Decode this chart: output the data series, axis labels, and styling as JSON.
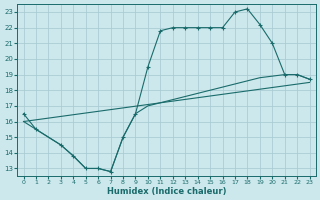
{
  "xlabel": "Humidex (Indice chaleur)",
  "bg_color": "#cce8ec",
  "grid_color": "#aacdd4",
  "line_color": "#1a6b6b",
  "xlim": [
    -0.5,
    23.5
  ],
  "ylim": [
    12.5,
    23.5
  ],
  "xticks": [
    0,
    1,
    2,
    3,
    4,
    5,
    6,
    7,
    8,
    9,
    10,
    11,
    12,
    13,
    14,
    15,
    16,
    17,
    18,
    19,
    20,
    21,
    22,
    23
  ],
  "yticks": [
    13,
    14,
    15,
    16,
    17,
    18,
    19,
    20,
    21,
    22,
    23
  ],
  "line1_x": [
    0,
    1,
    3,
    4,
    5,
    6,
    7,
    8,
    9,
    10,
    11,
    12,
    13,
    14,
    15,
    16,
    17,
    18,
    19,
    20,
    21,
    22,
    23
  ],
  "line1_y": [
    16.5,
    15.5,
    14.5,
    13.8,
    13.0,
    13.0,
    12.8,
    15.0,
    16.5,
    19.5,
    21.8,
    22.0,
    22.0,
    22.0,
    22.0,
    22.0,
    23.0,
    23.2,
    22.2,
    21.0,
    19.0,
    19.0,
    18.7
  ],
  "line2_x": [
    0,
    23
  ],
  "line2_y": [
    16.0,
    18.5
  ],
  "line3_x": [
    0,
    1,
    3,
    4,
    5,
    6,
    7,
    8,
    9,
    10,
    11,
    12,
    13,
    14,
    15,
    16,
    17,
    18,
    19,
    20,
    21,
    22,
    23
  ],
  "line3_y": [
    16.0,
    15.5,
    14.5,
    13.8,
    13.0,
    13.0,
    12.8,
    15.0,
    16.5,
    17.0,
    17.2,
    17.4,
    17.6,
    17.8,
    18.0,
    18.2,
    18.4,
    18.6,
    18.8,
    18.9,
    19.0,
    19.0,
    18.7
  ]
}
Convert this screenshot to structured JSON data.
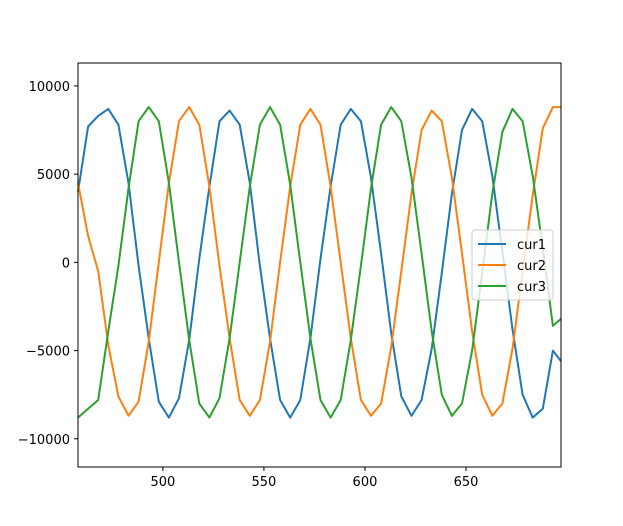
{
  "chart_data": {
    "type": "line",
    "title": "",
    "xlabel": "",
    "ylabel": "",
    "xlim": [
      458,
      697
    ],
    "ylim": [
      -11600,
      11300
    ],
    "x_ticks": [
      500,
      550,
      600,
      650
    ],
    "x_tick_labels": [
      "500",
      "550",
      "600",
      "650"
    ],
    "y_ticks": [
      10000,
      5000,
      0,
      -5000,
      -10000
    ],
    "y_tick_labels": [
      "10000",
      "5000",
      "0",
      "−5000",
      "−10000"
    ],
    "grid": false,
    "legend_position": "center-right",
    "x": [
      458,
      463,
      468,
      473,
      478,
      483,
      488,
      493,
      498,
      503,
      508,
      513,
      518,
      523,
      528,
      533,
      538,
      543,
      548,
      553,
      558,
      563,
      568,
      573,
      578,
      583,
      588,
      593,
      598,
      603,
      608,
      613,
      618,
      623,
      628,
      633,
      638,
      643,
      648,
      653,
      658,
      663,
      668,
      673,
      678,
      683,
      688,
      693,
      697
    ],
    "series": [
      {
        "name": "cur1",
        "color": "#1f77b4",
        "values": [
          4000,
          7700,
          8300,
          8700,
          7800,
          4500,
          -200,
          -4300,
          -7900,
          -8800,
          -7700,
          -4400,
          200,
          4300,
          8000,
          8600,
          7800,
          4500,
          -200,
          -4300,
          -7800,
          -8800,
          -7800,
          -4300,
          200,
          4300,
          7800,
          8700,
          8000,
          4800,
          500,
          -4000,
          -7600,
          -8700,
          -7800,
          -4900,
          -600,
          3900,
          7500,
          8700,
          8000,
          4900,
          600,
          -3800,
          -7500,
          -8800,
          -8300,
          -5000,
          -5600
        ]
      },
      {
        "name": "cur2",
        "color": "#ff7f0e",
        "values": [
          4500,
          1500,
          -500,
          -4700,
          -7600,
          -8700,
          -7900,
          -4500,
          0,
          4500,
          8000,
          8800,
          7800,
          4300,
          -200,
          -4300,
          -7800,
          -8700,
          -7800,
          -4500,
          0,
          4300,
          7800,
          8700,
          7800,
          4300,
          0,
          -4300,
          -7800,
          -8700,
          -8000,
          -4800,
          -500,
          3900,
          7500,
          8600,
          8000,
          4800,
          500,
          -3900,
          -7500,
          -8700,
          -8000,
          -4900,
          -500,
          3800,
          7600,
          8800,
          8800
        ]
      },
      {
        "name": "cur3",
        "color": "#2ca02c",
        "values": [
          -8800,
          -8300,
          -7800,
          -3900,
          -200,
          4200,
          8000,
          8800,
          8000,
          4500,
          0,
          -4400,
          -8000,
          -8800,
          -7700,
          -4300,
          0,
          4300,
          7800,
          8800,
          7800,
          4400,
          0,
          -4300,
          -7800,
          -8800,
          -7800,
          -4400,
          -200,
          4200,
          7800,
          8800,
          8000,
          4800,
          500,
          -3900,
          -7500,
          -8700,
          -8000,
          -5000,
          -600,
          3900,
          7400,
          8700,
          8000,
          4900,
          800,
          -3600,
          -3200
        ]
      }
    ]
  }
}
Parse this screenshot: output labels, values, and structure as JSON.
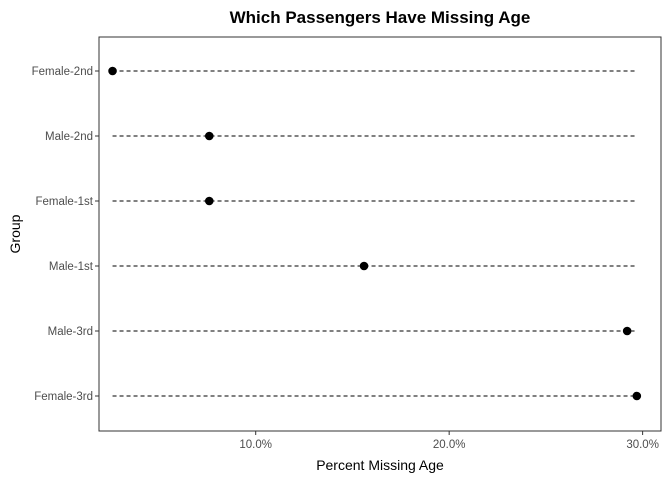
{
  "chart_data": {
    "type": "dot",
    "title": "Which Passengers Have Missing Age",
    "xlabel": "Percent Missing Age",
    "ylabel": "Group",
    "x_tick_values": [
      10,
      20,
      30
    ],
    "x_tick_labels": [
      "10.0%",
      "20.0%",
      "30.0%"
    ],
    "xlim": [
      1.9,
      30.95
    ],
    "grid": false,
    "categories": [
      "Female-3rd",
      "Male-3rd",
      "Male-1st",
      "Female-1st",
      "Male-2nd",
      "Female-2nd"
    ],
    "values": [
      29.7,
      29.2,
      15.6,
      7.6,
      7.6,
      2.6
    ],
    "segment_start": 2.6,
    "segment_end": 29.7
  }
}
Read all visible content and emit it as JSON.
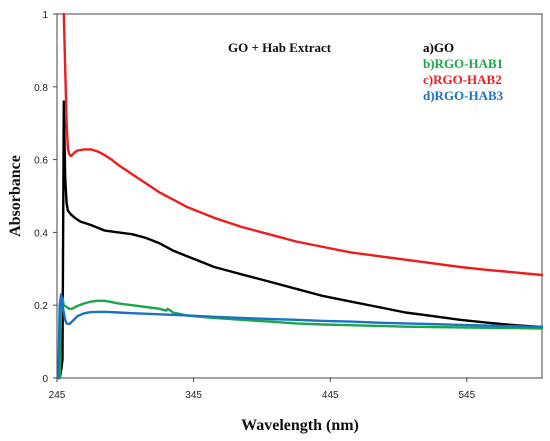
{
  "chart_data": {
    "type": "line",
    "title": "GO + Hab Extract",
    "xlabel": "Wavelength (nm)",
    "ylabel": "Absorbance",
    "xlim": [
      245,
      600
    ],
    "ylim": [
      0,
      1
    ],
    "x_ticks": [
      245,
      345,
      445,
      545
    ],
    "y_ticks": [
      0,
      0.2,
      0.4,
      0.6,
      0.8,
      1
    ],
    "y_tick_labels": [
      "0",
      "0.2",
      "0.4",
      "0.6",
      "0.8",
      "1"
    ],
    "grid": false,
    "legend_position": "top-right",
    "series": [
      {
        "name": "a)GO",
        "color": "#000000",
        "x": [
          246,
          247,
          248,
          249,
          250,
          251,
          252,
          253,
          255,
          258,
          262,
          270,
          280,
          290,
          300,
          310,
          320,
          330,
          340,
          350,
          360,
          370,
          380,
          390,
          400,
          420,
          440,
          460,
          480,
          500,
          520,
          540,
          560,
          580,
          600
        ],
        "y": [
          0.0,
          0.0,
          0.02,
          0.05,
          0.76,
          0.55,
          0.48,
          0.46,
          0.45,
          0.44,
          0.43,
          0.42,
          0.405,
          0.4,
          0.395,
          0.385,
          0.37,
          0.35,
          0.335,
          0.32,
          0.305,
          0.295,
          0.285,
          0.275,
          0.265,
          0.245,
          0.225,
          0.21,
          0.195,
          0.18,
          0.17,
          0.16,
          0.152,
          0.145,
          0.14
        ]
      },
      {
        "name": "b)RGO-HAB1",
        "color": "#1aa64a",
        "x": [
          246,
          247,
          248,
          249,
          250,
          252,
          254,
          256,
          260,
          265,
          270,
          275,
          280,
          290,
          300,
          310,
          320,
          325,
          326,
          330,
          340,
          350,
          360,
          380,
          400,
          420,
          440,
          460,
          480,
          500,
          520,
          540,
          560,
          580,
          600
        ],
        "y": [
          0.0,
          0.0,
          0.2,
          0.22,
          0.2,
          0.195,
          0.19,
          0.19,
          0.198,
          0.205,
          0.21,
          0.212,
          0.212,
          0.205,
          0.2,
          0.195,
          0.19,
          0.185,
          0.19,
          0.18,
          0.172,
          0.168,
          0.165,
          0.16,
          0.155,
          0.15,
          0.147,
          0.145,
          0.143,
          0.141,
          0.14,
          0.139,
          0.138,
          0.137,
          0.136
        ]
      },
      {
        "name": "c)RGO-HAB2",
        "color": "#ee1c1c",
        "x": [
          250,
          251,
          252,
          253,
          254,
          255,
          256,
          258,
          260,
          265,
          270,
          275,
          280,
          285,
          290,
          300,
          310,
          320,
          330,
          340,
          350,
          360,
          380,
          400,
          420,
          440,
          460,
          480,
          500,
          520,
          540,
          560,
          580,
          600
        ],
        "y": [
          1.0,
          0.85,
          0.7,
          0.63,
          0.615,
          0.61,
          0.612,
          0.62,
          0.625,
          0.628,
          0.628,
          0.622,
          0.612,
          0.6,
          0.585,
          0.56,
          0.535,
          0.51,
          0.49,
          0.47,
          0.455,
          0.44,
          0.415,
          0.395,
          0.375,
          0.36,
          0.345,
          0.335,
          0.325,
          0.315,
          0.305,
          0.297,
          0.29,
          0.283
        ]
      },
      {
        "name": "d)RGO-HAB3",
        "color": "#1a73c2",
        "x": [
          246,
          247,
          248,
          249,
          250,
          251,
          252,
          254,
          256,
          260,
          265,
          270,
          280,
          290,
          300,
          320,
          340,
          360,
          380,
          400,
          420,
          440,
          460,
          480,
          500,
          520,
          540,
          560,
          580,
          600
        ],
        "y": [
          0.0,
          0.2,
          0.23,
          0.2,
          0.18,
          0.16,
          0.15,
          0.148,
          0.155,
          0.17,
          0.178,
          0.181,
          0.182,
          0.18,
          0.178,
          0.175,
          0.172,
          0.168,
          0.165,
          0.162,
          0.16,
          0.157,
          0.155,
          0.152,
          0.15,
          0.148,
          0.146,
          0.144,
          0.142,
          0.14
        ]
      }
    ]
  }
}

----------------

SET TASK: Select every line of the records holding the string "screenshot".

SOLUTION TO THE EXERCISE:
Convert this screenshot to structured JSON data.
Parse this screenshot: output labels, values, and structure as JSON.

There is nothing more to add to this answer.